* RECORDS SUPPLIED

::::::::::

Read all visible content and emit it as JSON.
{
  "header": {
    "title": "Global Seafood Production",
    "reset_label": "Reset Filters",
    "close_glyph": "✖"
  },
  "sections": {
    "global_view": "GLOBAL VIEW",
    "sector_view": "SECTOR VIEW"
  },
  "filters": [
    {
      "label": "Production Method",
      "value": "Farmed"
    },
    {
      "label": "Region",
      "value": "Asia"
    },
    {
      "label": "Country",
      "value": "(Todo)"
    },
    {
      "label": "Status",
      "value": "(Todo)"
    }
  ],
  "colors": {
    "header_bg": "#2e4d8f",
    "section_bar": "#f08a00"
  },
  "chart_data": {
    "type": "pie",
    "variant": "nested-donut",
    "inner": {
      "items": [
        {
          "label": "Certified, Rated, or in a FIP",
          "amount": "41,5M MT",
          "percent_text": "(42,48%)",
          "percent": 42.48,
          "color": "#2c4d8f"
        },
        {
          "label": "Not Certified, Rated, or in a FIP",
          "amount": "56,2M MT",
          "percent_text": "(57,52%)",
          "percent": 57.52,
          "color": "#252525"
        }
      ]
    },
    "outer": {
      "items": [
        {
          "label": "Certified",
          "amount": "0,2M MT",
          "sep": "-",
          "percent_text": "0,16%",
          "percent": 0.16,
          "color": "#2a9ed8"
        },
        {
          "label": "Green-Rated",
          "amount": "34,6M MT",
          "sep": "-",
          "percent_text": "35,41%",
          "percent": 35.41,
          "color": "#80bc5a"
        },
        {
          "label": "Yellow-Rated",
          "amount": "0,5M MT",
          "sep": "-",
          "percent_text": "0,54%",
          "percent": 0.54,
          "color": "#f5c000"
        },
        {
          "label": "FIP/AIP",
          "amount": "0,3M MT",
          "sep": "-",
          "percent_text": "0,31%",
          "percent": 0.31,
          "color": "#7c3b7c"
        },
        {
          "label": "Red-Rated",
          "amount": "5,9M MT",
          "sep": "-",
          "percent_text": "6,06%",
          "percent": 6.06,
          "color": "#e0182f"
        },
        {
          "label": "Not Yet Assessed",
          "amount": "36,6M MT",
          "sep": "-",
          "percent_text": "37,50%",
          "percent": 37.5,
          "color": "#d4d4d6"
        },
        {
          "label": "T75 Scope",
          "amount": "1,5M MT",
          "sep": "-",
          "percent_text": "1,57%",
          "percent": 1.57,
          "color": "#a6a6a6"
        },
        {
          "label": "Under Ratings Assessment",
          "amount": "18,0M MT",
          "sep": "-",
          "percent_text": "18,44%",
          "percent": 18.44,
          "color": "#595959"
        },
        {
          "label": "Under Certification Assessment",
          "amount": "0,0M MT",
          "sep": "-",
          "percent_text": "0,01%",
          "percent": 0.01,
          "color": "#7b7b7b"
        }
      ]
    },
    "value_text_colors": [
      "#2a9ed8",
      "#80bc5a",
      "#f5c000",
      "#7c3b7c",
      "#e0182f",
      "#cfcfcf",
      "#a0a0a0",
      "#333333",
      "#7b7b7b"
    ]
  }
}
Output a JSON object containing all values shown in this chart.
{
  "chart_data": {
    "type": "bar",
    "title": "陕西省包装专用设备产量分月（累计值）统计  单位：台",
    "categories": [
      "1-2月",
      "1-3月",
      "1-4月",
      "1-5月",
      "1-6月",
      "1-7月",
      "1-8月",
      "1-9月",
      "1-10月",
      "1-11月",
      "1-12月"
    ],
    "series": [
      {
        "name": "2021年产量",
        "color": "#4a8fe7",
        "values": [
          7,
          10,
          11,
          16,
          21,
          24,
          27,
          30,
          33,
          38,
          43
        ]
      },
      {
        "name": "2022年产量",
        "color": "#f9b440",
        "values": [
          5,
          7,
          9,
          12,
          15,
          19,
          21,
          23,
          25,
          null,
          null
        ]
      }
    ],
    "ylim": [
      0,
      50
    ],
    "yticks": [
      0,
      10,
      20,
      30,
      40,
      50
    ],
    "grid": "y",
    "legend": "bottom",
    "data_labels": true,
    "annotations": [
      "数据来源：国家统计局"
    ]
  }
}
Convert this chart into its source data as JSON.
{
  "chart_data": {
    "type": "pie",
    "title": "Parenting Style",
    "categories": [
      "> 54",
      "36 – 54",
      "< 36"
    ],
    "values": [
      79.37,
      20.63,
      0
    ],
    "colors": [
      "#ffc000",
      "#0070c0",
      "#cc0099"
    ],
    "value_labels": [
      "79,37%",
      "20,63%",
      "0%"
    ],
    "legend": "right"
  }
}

::::::::::

* WHAT YOU WILL DO
Please output the complete data exactly.

* THE ANSWER
Read all visible content and emit it as JSON.
{
  "header": {
    "title": "Global Seafood Production",
    "reset_label": "Reset Filters",
    "close_glyph": "✖"
  },
  "sections": {
    "global_view": "GLOBAL VIEW",
    "sector_view": "SECTOR VIEW"
  },
  "filters": [
    {
      "label": "Production Method",
      "value": "Farmed"
    },
    {
      "label": "Region",
      "value": "Asia"
    },
    {
      "label": "Country",
      "value": "(Todo)"
    },
    {
      "label": "Status",
      "value": "(Todo)"
    }
  ],
  "colors": {
    "header_bg": "#2e4d8f",
    "section_bar": "#f08a00"
  },
  "chart_data": {
    "type": "pie",
    "variant": "nested-donut",
    "inner": {
      "items": [
        {
          "label": "Certified, Rated, or in a FIP",
          "amount": "41,5M MT",
          "percent_text": "(42,48%)",
          "percent": 42.48,
          "color": "#2c4d8f"
        },
        {
          "label": "Not Certified, Rated, or in a FIP",
          "amount": "56,2M MT",
          "percent_text": "(57,52%)",
          "percent": 57.52,
          "color": "#252525"
        }
      ]
    },
    "outer": {
      "items": [
        {
          "label": "Certified",
          "amount": "0,2M MT",
          "sep": "-",
          "percent_text": "0,16%",
          "percent": 0.16,
          "color": "#2a9ed8"
        },
        {
          "label": "Green-Rated",
          "amount": "34,6M MT",
          "sep": "-",
          "percent_text": "35,41%",
          "percent": 35.41,
          "color": "#80bc5a"
        },
        {
          "label": "Yellow-Rated",
          "amount": "0,5M MT",
          "sep": "-",
          "percent_text": "0,54%",
          "percent": 0.54,
          "color": "#f5c000"
        },
        {
          "label": "FIP/AIP",
          "amount": "0,3M MT",
          "sep": "-",
          "percent_text": "0,31%",
          "percent": 0.31,
          "color": "#7c3b7c"
        },
        {
          "label": "Red-Rated",
          "amount": "5,9M MT",
          "sep": "-",
          "percent_text": "6,06%",
          "percent": 6.06,
          "color": "#e0182f"
        },
        {
          "label": "Not Yet Assessed",
          "amount": "36,6M MT",
          "sep": "-",
          "percent_text": "37,50%",
          "percent": 37.5,
          "color": "#d4d4d6"
        },
        {
          "label": "T75 Scope",
          "amount": "1,5M MT",
          "sep": "-",
          "percent_text": "1,57%",
          "percent": 1.57,
          "color": "#a6a6a6"
        },
        {
          "label": "Under Ratings Assessment",
          "amount": "18,0M MT",
          "sep": "-",
          "percent_text": "18,44%",
          "percent": 18.44,
          "color": "#595959"
        },
        {
          "label": "Under Certification Assessment",
          "amount": "0,0M MT",
          "sep": "-",
          "percent_text": "0,01%",
          "percent": 0.01,
          "color": "#7b7b7b"
        }
      ]
    },
    "value_text_colors": [
      "#2a9ed8",
      "#80bc5a",
      "#f5c000",
      "#7c3b7c",
      "#e0182f",
      "#cfcfcf",
      "#a0a0a0",
      "#333333",
      "#7b7b7b"
    ]
  }
}
Output a JSON object containing all values shown in this chart.
{
  "chart_data": {
    "type": "bar",
    "title": "陕西省包装专用设备产量分月（累计值）统计  单位：台",
    "categories": [
      "1-2月",
      "1-3月",
      "1-4月",
      "1-5月",
      "1-6月",
      "1-7月",
      "1-8月",
      "1-9月",
      "1-10月",
      "1-11月",
      "1-12月"
    ],
    "series": [
      {
        "name": "2021年产量",
        "color": "#4a8fe7",
        "values": [
          7,
          10,
          11,
          16,
          21,
          24,
          27,
          30,
          33,
          38,
          43
        ]
      },
      {
        "name": "2022年产量",
        "color": "#f9b440",
        "values": [
          5,
          7,
          9,
          12,
          15,
          19,
          21,
          23,
          25,
          null,
          null
        ]
      }
    ],
    "ylim": [
      0,
      50
    ],
    "yticks": [
      0,
      10,
      20,
      30,
      40,
      50
    ],
    "grid": "y",
    "legend": "bottom",
    "data_labels": true,
    "annotations": [
      "数据来源：国家统计局"
    ]
  }
}
Convert this chart into its source data as JSON.
{
  "chart_data": {
    "type": "pie",
    "title": "Parenting Style",
    "categories": [
      "> 54",
      "36 – 54",
      "< 36"
    ],
    "values": [
      79.37,
      20.63,
      0
    ],
    "colors": [
      "#ffc000",
      "#0070c0",
      "#cc0099"
    ],
    "value_labels": [
      "79,37%",
      "20,63%",
      "0%"
    ],
    "legend": "right"
  }
}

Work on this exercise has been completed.